Tally the lines that contain the string "n的净利润" and state that total without comment.

Figure record listings
----

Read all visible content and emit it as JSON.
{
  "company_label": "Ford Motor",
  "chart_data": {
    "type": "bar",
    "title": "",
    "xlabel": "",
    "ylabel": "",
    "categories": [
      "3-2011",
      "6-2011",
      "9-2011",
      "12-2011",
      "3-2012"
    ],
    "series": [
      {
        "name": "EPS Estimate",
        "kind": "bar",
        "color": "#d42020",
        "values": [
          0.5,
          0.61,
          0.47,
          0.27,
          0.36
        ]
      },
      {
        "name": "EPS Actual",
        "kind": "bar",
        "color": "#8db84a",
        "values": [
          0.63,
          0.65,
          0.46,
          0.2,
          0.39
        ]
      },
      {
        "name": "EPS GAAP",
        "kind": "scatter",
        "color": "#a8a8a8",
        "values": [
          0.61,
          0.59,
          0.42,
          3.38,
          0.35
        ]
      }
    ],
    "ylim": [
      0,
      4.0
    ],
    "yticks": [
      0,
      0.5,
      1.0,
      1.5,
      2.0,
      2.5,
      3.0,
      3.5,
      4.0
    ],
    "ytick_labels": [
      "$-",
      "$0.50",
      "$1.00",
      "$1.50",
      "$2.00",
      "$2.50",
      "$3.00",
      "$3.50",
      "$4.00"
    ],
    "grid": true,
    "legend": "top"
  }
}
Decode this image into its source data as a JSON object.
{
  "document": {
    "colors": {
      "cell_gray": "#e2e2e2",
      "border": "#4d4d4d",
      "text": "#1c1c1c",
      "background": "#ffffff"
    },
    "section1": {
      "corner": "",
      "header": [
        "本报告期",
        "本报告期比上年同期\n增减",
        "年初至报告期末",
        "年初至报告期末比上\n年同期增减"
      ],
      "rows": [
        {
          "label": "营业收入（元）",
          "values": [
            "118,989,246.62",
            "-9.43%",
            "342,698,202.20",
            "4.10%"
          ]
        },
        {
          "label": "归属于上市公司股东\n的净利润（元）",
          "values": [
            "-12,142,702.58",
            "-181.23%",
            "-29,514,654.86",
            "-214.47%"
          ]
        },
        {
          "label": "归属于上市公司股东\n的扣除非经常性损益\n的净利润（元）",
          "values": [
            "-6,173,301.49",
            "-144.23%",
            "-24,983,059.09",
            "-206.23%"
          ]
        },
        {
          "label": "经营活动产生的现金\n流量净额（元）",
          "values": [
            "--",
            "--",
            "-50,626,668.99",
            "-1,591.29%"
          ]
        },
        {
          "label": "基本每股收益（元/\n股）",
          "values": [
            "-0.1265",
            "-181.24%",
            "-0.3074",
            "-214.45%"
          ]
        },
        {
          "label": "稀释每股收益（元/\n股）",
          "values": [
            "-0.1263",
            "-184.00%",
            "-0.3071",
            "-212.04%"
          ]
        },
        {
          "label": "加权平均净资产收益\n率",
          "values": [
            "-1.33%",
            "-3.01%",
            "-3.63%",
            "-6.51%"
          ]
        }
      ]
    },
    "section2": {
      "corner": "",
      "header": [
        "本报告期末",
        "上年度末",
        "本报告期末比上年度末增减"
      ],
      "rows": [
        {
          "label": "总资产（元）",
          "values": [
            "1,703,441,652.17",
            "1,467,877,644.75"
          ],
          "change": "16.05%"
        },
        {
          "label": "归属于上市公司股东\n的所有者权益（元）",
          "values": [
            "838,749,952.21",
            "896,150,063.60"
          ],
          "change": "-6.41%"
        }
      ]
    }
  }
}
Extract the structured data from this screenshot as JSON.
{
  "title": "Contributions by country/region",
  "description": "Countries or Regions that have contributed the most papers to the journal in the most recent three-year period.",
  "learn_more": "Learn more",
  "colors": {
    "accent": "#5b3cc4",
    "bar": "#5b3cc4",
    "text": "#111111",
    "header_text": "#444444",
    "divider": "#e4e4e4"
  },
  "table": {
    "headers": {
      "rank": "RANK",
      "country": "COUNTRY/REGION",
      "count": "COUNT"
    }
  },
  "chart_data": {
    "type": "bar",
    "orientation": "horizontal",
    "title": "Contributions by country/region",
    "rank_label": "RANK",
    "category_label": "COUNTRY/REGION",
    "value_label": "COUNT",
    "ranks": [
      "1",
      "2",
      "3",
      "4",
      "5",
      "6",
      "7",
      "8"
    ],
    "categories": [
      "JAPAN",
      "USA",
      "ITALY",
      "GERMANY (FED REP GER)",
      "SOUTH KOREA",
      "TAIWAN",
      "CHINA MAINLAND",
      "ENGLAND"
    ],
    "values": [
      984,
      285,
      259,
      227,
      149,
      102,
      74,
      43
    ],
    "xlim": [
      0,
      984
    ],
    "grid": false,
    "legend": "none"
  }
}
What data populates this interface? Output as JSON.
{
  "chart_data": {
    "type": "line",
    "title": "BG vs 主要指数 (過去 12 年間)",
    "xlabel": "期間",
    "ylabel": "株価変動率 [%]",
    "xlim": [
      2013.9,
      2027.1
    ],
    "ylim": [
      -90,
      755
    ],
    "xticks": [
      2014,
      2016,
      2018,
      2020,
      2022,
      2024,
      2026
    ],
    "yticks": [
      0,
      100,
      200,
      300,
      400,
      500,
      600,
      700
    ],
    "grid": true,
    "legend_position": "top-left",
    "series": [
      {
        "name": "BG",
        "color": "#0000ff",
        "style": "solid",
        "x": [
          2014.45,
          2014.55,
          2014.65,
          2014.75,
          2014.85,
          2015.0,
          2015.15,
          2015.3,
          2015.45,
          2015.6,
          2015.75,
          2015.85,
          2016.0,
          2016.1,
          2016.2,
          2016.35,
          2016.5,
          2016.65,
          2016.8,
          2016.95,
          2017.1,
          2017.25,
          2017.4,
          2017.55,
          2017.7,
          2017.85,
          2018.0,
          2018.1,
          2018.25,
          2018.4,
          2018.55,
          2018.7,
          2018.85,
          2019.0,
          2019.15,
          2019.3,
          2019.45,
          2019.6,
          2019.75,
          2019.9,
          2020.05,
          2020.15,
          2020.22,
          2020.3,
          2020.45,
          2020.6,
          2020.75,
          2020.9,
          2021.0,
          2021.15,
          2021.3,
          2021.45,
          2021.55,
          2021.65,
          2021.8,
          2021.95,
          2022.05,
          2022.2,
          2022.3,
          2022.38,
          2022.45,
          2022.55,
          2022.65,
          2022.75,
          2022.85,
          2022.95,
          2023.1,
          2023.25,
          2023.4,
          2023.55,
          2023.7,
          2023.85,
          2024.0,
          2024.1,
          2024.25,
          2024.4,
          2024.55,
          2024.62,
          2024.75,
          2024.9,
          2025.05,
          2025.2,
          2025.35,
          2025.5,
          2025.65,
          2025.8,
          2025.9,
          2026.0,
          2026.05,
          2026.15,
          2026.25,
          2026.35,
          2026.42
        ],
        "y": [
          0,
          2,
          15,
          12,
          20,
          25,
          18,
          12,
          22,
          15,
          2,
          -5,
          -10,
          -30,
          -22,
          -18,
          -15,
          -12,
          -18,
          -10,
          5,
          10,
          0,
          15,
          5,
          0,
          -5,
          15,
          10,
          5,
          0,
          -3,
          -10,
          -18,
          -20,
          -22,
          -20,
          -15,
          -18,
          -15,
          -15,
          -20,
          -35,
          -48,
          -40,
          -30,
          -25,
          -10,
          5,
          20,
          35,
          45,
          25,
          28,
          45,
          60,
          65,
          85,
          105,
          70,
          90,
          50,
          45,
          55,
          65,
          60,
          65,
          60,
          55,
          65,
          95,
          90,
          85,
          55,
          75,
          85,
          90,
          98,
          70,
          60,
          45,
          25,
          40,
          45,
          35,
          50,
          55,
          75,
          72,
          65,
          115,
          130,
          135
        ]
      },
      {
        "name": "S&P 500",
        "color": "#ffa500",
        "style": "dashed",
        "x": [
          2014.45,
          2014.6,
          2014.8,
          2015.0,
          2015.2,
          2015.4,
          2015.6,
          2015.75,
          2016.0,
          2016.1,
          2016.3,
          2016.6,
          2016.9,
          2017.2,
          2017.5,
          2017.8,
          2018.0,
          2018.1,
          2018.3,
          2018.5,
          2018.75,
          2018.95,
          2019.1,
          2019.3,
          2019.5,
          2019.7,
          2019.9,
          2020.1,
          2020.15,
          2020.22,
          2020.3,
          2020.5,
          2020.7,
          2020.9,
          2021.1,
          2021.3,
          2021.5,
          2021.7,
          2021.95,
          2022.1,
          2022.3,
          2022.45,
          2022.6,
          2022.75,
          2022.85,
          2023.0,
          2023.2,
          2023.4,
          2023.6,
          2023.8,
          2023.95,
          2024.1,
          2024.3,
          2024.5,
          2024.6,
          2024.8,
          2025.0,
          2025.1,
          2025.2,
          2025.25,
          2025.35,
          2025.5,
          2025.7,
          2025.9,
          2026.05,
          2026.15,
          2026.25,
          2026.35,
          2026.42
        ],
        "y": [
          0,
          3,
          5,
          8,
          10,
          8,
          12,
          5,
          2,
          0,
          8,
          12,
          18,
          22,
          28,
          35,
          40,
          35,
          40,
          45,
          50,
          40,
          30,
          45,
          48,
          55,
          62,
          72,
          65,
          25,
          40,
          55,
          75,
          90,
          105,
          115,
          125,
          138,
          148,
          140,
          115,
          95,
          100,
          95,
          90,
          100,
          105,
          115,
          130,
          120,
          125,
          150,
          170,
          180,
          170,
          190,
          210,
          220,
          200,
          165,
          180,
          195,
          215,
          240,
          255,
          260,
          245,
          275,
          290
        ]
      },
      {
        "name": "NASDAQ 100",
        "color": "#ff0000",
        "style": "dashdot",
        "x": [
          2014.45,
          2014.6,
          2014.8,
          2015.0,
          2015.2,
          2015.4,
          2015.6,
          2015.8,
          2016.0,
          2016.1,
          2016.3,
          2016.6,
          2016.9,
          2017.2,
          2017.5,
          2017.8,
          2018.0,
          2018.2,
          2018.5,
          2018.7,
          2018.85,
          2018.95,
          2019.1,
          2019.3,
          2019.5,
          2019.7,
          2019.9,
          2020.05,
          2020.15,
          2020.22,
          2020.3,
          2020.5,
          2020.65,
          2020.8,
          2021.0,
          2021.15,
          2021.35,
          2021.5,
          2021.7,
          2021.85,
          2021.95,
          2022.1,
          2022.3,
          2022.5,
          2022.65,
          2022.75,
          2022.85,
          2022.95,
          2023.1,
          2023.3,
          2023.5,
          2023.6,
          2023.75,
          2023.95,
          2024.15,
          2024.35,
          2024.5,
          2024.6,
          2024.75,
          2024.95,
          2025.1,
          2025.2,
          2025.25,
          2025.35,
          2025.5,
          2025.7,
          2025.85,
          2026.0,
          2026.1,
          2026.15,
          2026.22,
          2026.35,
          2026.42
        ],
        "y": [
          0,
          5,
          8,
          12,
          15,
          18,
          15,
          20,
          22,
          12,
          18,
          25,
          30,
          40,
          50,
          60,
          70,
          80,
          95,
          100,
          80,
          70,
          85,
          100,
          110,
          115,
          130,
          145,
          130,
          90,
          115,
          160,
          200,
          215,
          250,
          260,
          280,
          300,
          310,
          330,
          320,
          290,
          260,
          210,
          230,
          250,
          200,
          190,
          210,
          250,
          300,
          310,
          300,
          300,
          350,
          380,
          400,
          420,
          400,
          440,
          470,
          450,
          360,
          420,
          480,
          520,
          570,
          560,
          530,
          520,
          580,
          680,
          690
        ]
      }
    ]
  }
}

----

→ **Task output**
2